**The problem:** Everything in the listing should be restated word for word.

(Records about charts and figures)

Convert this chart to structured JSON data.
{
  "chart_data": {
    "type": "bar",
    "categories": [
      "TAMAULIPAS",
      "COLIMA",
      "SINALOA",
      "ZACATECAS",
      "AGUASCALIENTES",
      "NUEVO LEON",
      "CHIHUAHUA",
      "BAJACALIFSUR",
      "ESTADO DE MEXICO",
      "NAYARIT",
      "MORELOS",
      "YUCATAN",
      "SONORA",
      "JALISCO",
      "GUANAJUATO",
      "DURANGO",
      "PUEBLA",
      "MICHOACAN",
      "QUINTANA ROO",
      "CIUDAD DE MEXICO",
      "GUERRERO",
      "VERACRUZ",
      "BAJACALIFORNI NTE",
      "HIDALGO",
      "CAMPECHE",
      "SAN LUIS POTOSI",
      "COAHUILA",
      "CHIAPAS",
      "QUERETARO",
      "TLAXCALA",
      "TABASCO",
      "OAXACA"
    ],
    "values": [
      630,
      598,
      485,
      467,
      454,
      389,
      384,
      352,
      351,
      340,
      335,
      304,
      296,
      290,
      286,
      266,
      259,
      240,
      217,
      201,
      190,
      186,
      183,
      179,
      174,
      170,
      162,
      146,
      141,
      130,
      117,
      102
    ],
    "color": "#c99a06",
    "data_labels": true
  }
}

**Solution:**
Convert this chart to structured JSON data.
{
  "chart_data": {
    "type": "bar",
    "categories": [
      "TAMAULIPAS",
      "COLIMA",
      "SINALOA",
      "ZACATECAS",
      "AGUASCALIENTES",
      "NUEVO LEON",
      "CHIHUAHUA",
      "BAJACALIFSUR",
      "ESTADO DE MEXICO",
      "NAYARIT",
      "MORELOS",
      "YUCATAN",
      "SONORA",
      "JALISCO",
      "GUANAJUATO",
      "DURANGO",
      "PUEBLA",
      "MICHOACAN",
      "QUINTANA ROO",
      "CIUDAD DE MEXICO",
      "GUERRERO",
      "VERACRUZ",
      "BAJACALIFORNI NTE",
      "HIDALGO",
      "CAMPECHE",
      "SAN LUIS POTOSI",
      "COAHUILA",
      "CHIAPAS",
      "QUERETARO",
      "TLAXCALA",
      "TABASCO",
      "OAXACA"
    ],
    "values": [
      630,
      598,
      485,
      467,
      454,
      389,
      384,
      352,
      351,
      340,
      335,
      304,
      296,
      290,
      286,
      266,
      259,
      240,
      217,
      201,
      190,
      186,
      183,
      179,
      174,
      170,
      162,
      146,
      141,
      130,
      117,
      102
    ],
    "color": "#c99a06",
    "data_labels": true
  }
}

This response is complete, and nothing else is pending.